■ **Text passage**
#####
Eyes open, jaws drop and conversations between friends come to a halt as one individual receives a meal from the Marketplace grill that floods each plate and fills the entire tray: multiple pieces of salmon and beef, a hearty scoop of vegetables and three mounds of rice. To the ordinary Occidental College student, this smorgasbord of the grill’s offerings is rather excessive. However, to Alex Yeung (first year), the colossal dinner is a vital part of recovering from hours of training in hopes of becoming a professional bodybuilder.
Yeung said he began weightlifting as a junior at The Webb Schools in Claremont, California, but not with the intention of becoming a bodybuilder. After tearing a ligament in his right foot playing basketball, Yeung said he began lifting weights to recuperate and gain strength before his return to the hardwood. Yeung said after his foot finally healed, basketball simply did not interest him as much as it once had, and he was instead hooked on weightlifting and building his physique.
#####
■ **Set exercise 1**
Reproduce the listing from its first line through the line containing "battery-icon: 47 (457, 41, 476, 55)", inclusive.

■ **Provided data**
#####
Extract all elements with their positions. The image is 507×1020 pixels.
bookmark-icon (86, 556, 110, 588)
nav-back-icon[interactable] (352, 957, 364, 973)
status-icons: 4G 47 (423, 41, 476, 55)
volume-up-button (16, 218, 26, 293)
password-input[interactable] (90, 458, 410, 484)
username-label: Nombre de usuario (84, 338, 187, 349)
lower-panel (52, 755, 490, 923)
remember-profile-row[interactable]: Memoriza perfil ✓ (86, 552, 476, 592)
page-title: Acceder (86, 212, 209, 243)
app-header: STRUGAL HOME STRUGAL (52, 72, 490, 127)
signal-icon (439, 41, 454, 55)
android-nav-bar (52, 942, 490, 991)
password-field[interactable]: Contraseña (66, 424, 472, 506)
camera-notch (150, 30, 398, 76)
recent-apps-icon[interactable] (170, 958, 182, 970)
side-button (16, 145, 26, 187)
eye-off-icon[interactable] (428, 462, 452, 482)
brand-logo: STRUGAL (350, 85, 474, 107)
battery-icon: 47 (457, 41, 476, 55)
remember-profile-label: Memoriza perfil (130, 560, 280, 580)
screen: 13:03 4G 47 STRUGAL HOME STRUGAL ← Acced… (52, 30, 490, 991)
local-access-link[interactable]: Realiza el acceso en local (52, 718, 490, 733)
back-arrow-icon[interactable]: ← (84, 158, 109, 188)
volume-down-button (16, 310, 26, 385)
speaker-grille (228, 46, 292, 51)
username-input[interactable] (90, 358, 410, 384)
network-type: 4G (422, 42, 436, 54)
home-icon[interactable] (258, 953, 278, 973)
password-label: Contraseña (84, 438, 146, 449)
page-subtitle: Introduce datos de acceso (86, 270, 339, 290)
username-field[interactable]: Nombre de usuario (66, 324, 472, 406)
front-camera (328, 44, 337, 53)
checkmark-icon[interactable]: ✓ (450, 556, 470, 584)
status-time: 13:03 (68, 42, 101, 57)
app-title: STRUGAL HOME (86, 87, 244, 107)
#####
■ **Set exercise 2**
Rewrite the passage on Alex Yeung between "Yeung said he began weightlifting" and "building his physique.", inclusive, replacing "hardwood" with "court".

■ **Task response 1**
Extract all elements with their positions. The image is 507×1020 pixels.
bookmark-icon (86, 556, 110, 588)
nav-back-icon[interactable] (352, 957, 364, 973)
status-icons: 4G 47 (423, 41, 476, 55)
volume-up-button (16, 218, 26, 293)
password-input[interactable] (90, 458, 410, 484)
username-label: Nombre de usuario (84, 338, 187, 349)
lower-panel (52, 755, 490, 923)
remember-profile-row[interactable]: Memoriza perfil ✓ (86, 552, 476, 592)
page-title: Acceder (86, 212, 209, 243)
app-header: STRUGAL HOME STRUGAL (52, 72, 490, 127)
signal-icon (439, 41, 454, 55)
android-nav-bar (52, 942, 490, 991)
password-field[interactable]: Contraseña (66, 424, 472, 506)
camera-notch (150, 30, 398, 76)
recent-apps-icon[interactable] (170, 958, 182, 970)
side-button (16, 145, 26, 187)
eye-off-icon[interactable] (428, 462, 452, 482)
brand-logo: STRUGAL (350, 85, 474, 107)
battery-icon: 47 (457, 41, 476, 55)

■ **Task response 2**
Yeung said he began weightlifting as a junior at The Webb Schools in Claremont, California, but not with the intention of becoming a bodybuilder. After tearing a ligament in his right foot playing basketball, Yeung said he began lifting weights to recuperate and gain strength before his return to the court. Yeung said after his foot finally healed, basketball simply did not interest him as much as it once had, and he was instead hooked on weightlifting and building his physique.